* Task brief
Using the records below, count the lines with "text" in them. Give the number only.

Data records
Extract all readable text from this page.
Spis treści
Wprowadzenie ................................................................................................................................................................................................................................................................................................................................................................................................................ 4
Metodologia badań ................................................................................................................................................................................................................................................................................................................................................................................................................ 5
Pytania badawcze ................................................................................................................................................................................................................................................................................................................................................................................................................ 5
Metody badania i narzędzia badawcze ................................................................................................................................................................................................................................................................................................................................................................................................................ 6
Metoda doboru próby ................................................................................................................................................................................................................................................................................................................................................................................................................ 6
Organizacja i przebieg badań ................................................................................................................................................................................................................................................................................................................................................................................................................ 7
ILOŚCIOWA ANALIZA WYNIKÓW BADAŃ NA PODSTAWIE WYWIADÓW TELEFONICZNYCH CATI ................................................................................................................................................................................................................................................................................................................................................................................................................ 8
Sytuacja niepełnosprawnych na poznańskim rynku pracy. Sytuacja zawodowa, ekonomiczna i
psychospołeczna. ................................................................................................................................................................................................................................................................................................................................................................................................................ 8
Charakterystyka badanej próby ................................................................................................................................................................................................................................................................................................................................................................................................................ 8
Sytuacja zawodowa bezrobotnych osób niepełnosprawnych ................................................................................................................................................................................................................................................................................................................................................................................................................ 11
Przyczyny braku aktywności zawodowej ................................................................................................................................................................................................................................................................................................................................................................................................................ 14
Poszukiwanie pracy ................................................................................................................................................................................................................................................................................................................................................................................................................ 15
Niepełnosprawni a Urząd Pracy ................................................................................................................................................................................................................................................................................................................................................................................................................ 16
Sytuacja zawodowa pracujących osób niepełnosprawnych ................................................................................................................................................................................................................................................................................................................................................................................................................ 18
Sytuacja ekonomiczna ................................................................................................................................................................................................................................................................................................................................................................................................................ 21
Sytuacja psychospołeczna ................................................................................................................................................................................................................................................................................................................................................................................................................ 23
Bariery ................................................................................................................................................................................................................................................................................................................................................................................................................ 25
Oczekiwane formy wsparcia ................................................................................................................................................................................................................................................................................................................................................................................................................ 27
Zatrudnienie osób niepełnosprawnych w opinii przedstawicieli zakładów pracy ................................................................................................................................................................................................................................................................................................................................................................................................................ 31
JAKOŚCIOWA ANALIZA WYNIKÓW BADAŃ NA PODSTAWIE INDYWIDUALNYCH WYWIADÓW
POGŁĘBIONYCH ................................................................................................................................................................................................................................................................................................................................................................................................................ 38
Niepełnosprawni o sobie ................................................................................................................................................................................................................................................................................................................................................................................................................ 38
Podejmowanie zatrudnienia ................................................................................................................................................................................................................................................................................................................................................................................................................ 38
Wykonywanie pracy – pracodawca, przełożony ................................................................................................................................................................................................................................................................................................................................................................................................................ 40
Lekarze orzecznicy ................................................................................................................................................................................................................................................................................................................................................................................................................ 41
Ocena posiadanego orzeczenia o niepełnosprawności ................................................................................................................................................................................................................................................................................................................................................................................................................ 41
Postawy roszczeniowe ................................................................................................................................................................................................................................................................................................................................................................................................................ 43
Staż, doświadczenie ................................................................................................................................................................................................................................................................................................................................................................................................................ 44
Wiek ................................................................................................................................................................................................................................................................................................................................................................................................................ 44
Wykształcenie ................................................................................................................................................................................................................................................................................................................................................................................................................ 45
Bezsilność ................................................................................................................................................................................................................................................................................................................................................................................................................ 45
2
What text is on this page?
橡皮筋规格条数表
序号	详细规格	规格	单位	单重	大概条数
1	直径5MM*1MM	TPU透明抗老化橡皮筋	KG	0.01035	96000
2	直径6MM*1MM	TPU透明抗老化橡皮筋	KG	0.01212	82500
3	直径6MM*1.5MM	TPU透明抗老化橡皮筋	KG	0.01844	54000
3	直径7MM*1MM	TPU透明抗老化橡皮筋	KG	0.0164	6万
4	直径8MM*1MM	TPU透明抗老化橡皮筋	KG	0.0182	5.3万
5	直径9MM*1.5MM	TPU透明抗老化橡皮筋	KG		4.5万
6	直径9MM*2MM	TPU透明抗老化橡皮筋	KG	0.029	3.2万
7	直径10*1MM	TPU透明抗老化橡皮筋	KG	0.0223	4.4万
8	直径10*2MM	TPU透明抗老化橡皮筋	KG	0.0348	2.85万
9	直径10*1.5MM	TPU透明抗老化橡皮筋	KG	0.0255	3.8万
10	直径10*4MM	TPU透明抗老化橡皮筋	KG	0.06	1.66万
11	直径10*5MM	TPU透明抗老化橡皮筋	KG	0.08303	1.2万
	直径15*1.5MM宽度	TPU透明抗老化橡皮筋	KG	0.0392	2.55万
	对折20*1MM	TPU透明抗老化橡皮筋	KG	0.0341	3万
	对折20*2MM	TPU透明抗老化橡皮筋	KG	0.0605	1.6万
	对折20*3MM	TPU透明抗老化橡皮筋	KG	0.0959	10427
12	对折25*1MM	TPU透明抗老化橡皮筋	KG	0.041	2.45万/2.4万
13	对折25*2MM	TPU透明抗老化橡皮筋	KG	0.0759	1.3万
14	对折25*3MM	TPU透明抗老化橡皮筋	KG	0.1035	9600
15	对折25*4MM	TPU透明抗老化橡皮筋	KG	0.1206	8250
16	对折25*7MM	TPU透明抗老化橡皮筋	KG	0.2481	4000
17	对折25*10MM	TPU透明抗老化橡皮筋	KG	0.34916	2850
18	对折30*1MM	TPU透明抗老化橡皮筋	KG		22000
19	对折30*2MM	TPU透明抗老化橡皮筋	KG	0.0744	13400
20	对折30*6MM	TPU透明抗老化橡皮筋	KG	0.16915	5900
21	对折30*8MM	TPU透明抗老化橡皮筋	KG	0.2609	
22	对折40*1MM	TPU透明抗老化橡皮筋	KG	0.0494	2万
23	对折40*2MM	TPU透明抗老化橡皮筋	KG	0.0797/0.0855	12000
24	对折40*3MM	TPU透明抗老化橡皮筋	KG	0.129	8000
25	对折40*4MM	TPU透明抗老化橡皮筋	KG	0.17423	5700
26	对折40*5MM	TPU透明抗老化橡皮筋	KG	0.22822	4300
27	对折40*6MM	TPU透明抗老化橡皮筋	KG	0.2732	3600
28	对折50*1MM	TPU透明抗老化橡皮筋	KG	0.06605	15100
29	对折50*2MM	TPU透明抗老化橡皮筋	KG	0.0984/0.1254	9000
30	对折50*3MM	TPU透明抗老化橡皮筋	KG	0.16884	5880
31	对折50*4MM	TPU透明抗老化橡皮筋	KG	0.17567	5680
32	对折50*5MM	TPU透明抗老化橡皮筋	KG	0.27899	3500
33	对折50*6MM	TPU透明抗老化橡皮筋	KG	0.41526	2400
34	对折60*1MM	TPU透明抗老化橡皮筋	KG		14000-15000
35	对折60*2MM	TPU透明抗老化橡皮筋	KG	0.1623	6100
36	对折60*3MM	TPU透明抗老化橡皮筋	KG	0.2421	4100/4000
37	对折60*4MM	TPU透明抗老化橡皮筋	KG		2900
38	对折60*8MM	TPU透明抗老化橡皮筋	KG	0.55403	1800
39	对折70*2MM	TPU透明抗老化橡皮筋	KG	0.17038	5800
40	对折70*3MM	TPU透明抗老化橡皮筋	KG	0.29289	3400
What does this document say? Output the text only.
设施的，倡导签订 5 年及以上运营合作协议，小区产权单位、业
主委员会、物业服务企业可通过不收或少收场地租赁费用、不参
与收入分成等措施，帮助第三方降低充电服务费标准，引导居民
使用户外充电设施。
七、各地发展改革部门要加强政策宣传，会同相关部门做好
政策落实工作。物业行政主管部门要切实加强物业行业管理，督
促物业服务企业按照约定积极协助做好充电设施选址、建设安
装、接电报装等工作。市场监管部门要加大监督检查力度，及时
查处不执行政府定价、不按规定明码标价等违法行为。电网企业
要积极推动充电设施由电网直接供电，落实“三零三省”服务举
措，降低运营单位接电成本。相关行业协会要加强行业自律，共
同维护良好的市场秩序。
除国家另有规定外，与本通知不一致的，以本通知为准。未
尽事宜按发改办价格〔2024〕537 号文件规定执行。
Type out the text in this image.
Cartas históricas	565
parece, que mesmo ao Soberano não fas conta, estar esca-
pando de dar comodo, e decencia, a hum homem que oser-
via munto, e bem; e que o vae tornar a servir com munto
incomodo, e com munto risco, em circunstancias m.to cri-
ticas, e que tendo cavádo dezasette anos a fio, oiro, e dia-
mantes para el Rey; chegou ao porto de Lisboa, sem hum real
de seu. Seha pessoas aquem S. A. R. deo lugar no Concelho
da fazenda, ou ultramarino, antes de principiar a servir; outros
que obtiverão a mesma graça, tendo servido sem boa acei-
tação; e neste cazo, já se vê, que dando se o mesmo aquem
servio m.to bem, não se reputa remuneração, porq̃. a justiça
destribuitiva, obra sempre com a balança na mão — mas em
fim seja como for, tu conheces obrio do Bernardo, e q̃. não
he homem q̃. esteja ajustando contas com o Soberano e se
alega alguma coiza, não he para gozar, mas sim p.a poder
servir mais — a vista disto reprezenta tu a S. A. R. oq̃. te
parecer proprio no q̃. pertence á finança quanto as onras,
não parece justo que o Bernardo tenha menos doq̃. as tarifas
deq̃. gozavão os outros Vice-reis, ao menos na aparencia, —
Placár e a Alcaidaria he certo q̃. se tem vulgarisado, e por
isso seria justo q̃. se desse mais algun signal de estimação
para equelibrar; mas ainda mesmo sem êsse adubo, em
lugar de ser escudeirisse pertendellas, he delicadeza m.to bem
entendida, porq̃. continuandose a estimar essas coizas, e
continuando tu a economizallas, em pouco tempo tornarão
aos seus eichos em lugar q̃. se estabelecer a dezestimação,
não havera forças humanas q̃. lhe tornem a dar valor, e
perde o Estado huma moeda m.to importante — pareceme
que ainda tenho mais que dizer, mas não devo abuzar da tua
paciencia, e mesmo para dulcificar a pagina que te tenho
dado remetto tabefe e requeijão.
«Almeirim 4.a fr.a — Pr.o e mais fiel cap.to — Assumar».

* Task response
4